Copy out, word for word, the lines of the material between the line holding "bullet-list: Minimal format" and the line holding "514, 65, 526]", inclusive.

** Start of Material for this task **

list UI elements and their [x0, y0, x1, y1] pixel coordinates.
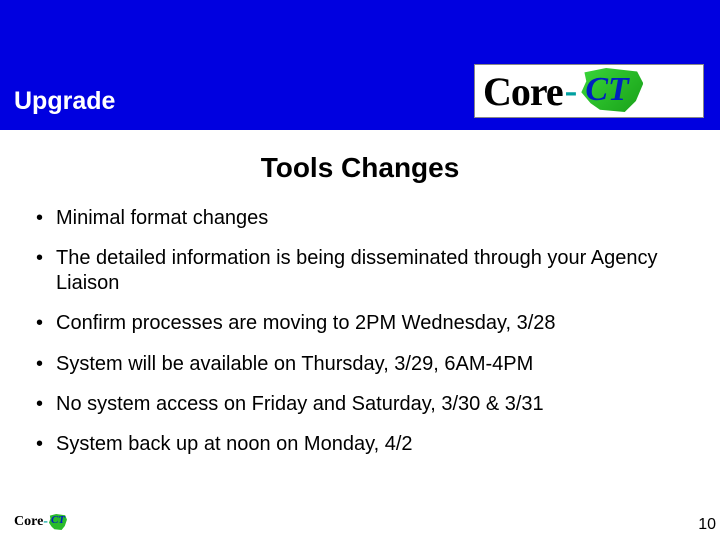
bullet-list: Minimal format changes The detailed info…	[36, 206, 692, 457]
list-item: System back up at noon on Monday, 4/2	[36, 432, 692, 456]
logo-text-ct: CT	[585, 71, 628, 109]
slide-header: Upgrade Core - CT	[0, 0, 720, 130]
list-item: The detailed information is being dissem…	[36, 246, 692, 295]
footer-logo-ct: CT	[51, 514, 65, 526]
core-ct-logo-small: Core - CT	[14, 512, 72, 532]
list-item: Confirm processes are moving to 2PM Wedn…	[36, 311, 692, 335]
logo-text-dash: -	[565, 69, 578, 113]
slide-title: Tools Changes	[0, 152, 720, 184]
list-item: Minimal format changes	[36, 206, 692, 230]
logo-ct-state-icon: CT	[579, 67, 649, 115]
list-item: System will be available on Thursday, 3/…	[36, 352, 692, 376]
logo-text-core: Core	[483, 68, 563, 115]
footer-logo-dash: -	[43, 514, 48, 530]
footer-logo-ct-icon: CT	[49, 514, 67, 530]
list-item: No system access on Friday and Saturday,…	[36, 392, 692, 416]
footer-logo-core: Core	[14, 514, 43, 530]
core-ct-logo-large: Core - CT	[474, 64, 704, 118]
page-number: 10	[698, 516, 716, 534]
header-title: Upgrade	[14, 87, 115, 116]
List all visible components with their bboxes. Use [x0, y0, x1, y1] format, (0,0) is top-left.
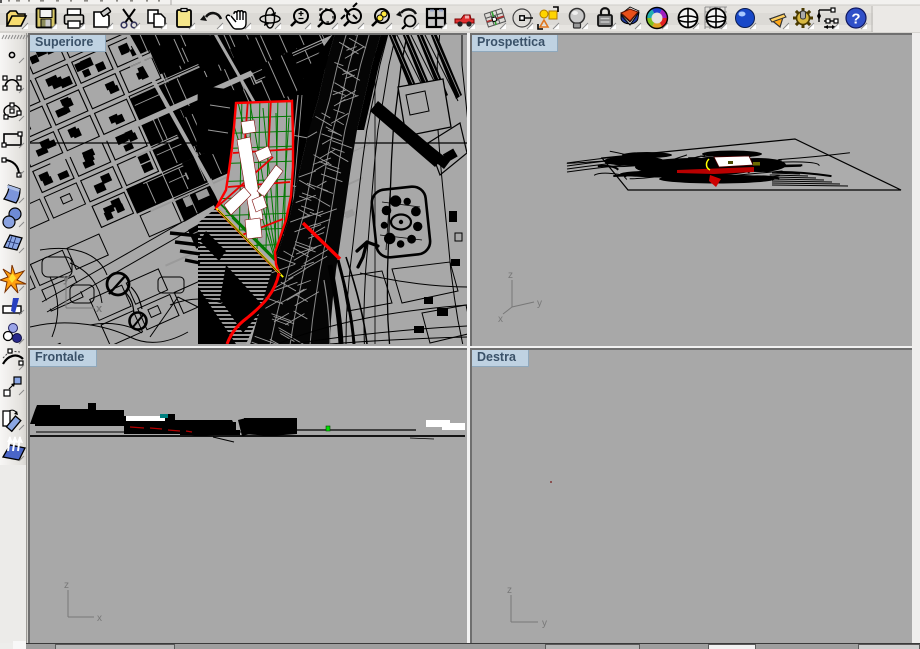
svg-text:y: y [63, 273, 70, 285]
svg-text:x: x [97, 613, 102, 624]
svg-text:y: y [542, 618, 547, 629]
svg-text:y: y [537, 298, 542, 309]
svg-text:z: z [64, 580, 69, 591]
svg-text:x: x [96, 303, 103, 315]
svg-text:?: ? [851, 11, 860, 28]
svg-text:z: z [508, 270, 513, 281]
svg-text:x: x [498, 314, 503, 325]
svg-text:z: z [507, 585, 512, 596]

** End of Material for this task **

▸ **The output**:
bullet-list: Minimal format changes The detailed info…	[36, 206, 692, 457]
list-item: System back up at noon on Monday, 4/2	[36, 432, 692, 456]
logo-text-ct: CT	[585, 71, 628, 109]
slide-header: Upgrade Core - CT	[0, 0, 720, 130]
list-item: The detailed information is being dissem…	[36, 246, 692, 295]
footer-logo-ct: CT	[51, 514, 65, 526]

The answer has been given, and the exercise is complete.